## What to do
From the entries that follow, extract each line holding the string "role".

Figure collection entries:
* Start *

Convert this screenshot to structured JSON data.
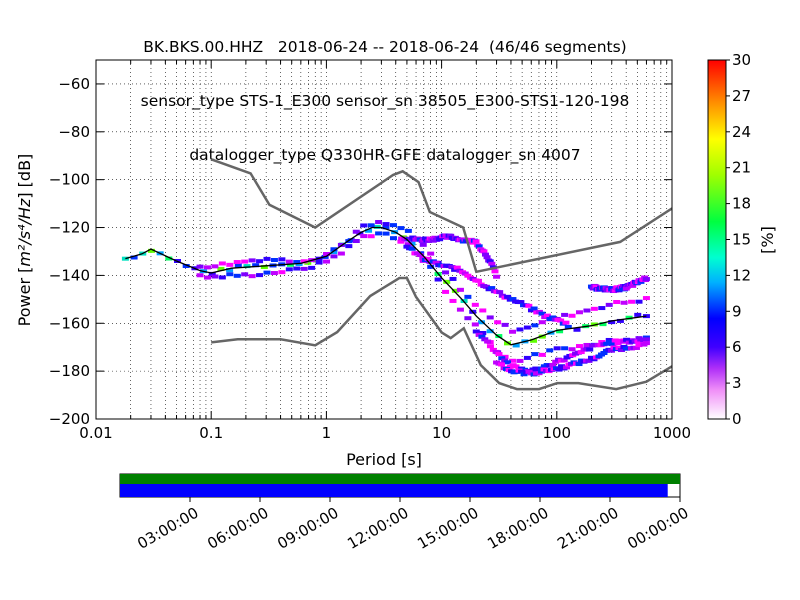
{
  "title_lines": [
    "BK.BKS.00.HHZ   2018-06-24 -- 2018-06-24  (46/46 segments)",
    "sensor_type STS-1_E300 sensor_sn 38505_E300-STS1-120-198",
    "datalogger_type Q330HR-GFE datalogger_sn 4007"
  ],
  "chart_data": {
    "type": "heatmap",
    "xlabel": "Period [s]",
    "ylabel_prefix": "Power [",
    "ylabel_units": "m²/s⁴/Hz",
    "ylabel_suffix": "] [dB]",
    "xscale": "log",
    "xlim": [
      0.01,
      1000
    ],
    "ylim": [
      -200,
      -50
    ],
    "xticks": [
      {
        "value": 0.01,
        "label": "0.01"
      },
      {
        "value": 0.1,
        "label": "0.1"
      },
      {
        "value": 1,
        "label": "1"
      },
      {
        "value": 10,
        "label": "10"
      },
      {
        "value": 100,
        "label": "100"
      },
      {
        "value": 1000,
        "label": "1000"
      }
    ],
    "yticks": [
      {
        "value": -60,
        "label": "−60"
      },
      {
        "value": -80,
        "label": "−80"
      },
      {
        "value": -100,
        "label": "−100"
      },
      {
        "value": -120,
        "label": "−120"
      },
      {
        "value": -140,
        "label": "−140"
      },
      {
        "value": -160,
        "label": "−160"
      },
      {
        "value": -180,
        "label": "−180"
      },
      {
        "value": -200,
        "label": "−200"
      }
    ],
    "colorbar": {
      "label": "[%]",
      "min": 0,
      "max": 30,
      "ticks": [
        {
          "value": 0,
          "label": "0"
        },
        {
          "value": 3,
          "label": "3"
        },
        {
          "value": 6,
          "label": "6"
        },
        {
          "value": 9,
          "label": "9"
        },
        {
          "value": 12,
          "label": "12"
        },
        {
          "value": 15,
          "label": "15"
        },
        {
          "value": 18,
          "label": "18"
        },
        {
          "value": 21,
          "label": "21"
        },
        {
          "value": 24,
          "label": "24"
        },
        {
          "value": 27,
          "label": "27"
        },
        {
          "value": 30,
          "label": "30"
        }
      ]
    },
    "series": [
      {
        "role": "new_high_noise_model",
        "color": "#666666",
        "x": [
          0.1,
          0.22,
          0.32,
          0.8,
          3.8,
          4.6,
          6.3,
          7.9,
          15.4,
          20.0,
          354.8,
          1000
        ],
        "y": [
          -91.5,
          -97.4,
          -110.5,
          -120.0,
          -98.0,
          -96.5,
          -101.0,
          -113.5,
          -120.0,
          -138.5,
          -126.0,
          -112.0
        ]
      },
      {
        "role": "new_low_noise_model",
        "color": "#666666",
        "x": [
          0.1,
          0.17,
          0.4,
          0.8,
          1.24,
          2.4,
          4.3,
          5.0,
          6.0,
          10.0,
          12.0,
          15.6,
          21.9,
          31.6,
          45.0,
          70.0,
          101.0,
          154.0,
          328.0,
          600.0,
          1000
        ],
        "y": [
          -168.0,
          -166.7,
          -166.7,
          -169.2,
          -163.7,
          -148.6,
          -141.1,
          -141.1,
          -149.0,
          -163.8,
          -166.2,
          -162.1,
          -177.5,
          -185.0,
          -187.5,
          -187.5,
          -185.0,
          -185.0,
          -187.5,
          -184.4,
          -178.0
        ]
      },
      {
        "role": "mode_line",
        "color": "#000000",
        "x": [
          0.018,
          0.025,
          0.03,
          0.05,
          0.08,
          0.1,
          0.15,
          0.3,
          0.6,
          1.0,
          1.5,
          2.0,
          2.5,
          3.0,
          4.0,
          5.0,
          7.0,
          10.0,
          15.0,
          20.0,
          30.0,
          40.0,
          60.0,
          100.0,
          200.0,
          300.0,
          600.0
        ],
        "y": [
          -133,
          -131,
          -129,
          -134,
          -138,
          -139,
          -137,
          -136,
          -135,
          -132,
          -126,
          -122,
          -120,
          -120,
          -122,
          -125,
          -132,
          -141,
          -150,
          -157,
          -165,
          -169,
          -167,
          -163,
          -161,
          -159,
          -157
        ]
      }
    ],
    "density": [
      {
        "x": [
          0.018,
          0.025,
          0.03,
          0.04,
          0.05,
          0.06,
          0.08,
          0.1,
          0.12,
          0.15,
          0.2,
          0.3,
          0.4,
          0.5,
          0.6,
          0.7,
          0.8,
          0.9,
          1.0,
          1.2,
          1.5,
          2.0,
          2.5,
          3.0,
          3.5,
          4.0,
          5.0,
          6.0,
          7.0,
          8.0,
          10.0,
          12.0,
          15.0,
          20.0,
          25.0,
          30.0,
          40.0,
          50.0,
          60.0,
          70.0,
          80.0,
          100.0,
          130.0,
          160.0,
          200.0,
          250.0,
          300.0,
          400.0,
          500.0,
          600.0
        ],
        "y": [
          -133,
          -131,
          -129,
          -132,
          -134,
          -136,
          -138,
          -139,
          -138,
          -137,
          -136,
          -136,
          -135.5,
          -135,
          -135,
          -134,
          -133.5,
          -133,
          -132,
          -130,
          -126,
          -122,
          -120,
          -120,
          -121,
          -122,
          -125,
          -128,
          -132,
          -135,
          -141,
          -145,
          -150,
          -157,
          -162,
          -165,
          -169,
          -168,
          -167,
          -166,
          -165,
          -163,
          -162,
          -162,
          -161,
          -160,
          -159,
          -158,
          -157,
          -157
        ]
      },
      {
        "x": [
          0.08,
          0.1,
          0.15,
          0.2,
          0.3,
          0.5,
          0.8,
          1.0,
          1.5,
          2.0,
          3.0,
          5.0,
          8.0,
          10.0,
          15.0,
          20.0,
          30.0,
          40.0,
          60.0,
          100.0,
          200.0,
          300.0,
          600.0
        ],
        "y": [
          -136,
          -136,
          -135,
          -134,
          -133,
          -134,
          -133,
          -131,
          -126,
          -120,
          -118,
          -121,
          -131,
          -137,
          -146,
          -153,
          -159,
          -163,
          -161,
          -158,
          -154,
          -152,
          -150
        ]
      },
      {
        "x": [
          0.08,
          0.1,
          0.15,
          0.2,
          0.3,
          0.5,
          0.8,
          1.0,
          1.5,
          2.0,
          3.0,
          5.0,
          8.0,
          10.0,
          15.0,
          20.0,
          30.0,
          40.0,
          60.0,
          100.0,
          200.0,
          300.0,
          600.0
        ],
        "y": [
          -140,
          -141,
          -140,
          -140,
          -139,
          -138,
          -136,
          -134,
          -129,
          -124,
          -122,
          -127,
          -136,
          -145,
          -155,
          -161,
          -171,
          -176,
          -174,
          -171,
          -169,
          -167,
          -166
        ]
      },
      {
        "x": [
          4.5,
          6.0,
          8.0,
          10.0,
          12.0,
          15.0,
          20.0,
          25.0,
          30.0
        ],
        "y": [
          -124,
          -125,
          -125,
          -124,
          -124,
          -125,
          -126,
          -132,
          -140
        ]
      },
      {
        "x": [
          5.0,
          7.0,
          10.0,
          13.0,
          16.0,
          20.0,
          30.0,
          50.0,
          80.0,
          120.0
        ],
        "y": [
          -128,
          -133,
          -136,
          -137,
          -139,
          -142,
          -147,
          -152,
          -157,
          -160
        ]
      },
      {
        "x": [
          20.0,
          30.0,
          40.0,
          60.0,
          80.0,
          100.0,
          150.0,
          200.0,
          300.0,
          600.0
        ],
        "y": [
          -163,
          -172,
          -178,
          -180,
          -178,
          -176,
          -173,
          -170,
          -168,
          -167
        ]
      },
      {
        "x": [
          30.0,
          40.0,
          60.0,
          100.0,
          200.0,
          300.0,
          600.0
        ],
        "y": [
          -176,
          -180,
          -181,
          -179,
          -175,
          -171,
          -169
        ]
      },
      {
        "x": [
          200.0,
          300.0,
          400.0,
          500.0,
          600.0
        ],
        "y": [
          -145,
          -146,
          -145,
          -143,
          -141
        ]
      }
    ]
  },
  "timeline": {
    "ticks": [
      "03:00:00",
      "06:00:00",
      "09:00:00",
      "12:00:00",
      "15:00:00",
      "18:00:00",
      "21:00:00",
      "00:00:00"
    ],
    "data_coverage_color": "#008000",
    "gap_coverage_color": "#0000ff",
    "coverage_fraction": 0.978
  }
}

* End *

## Full output
        "role": "new_high_noise_model",
        "role": "new_low_noise_model",
        "role": "mode_line",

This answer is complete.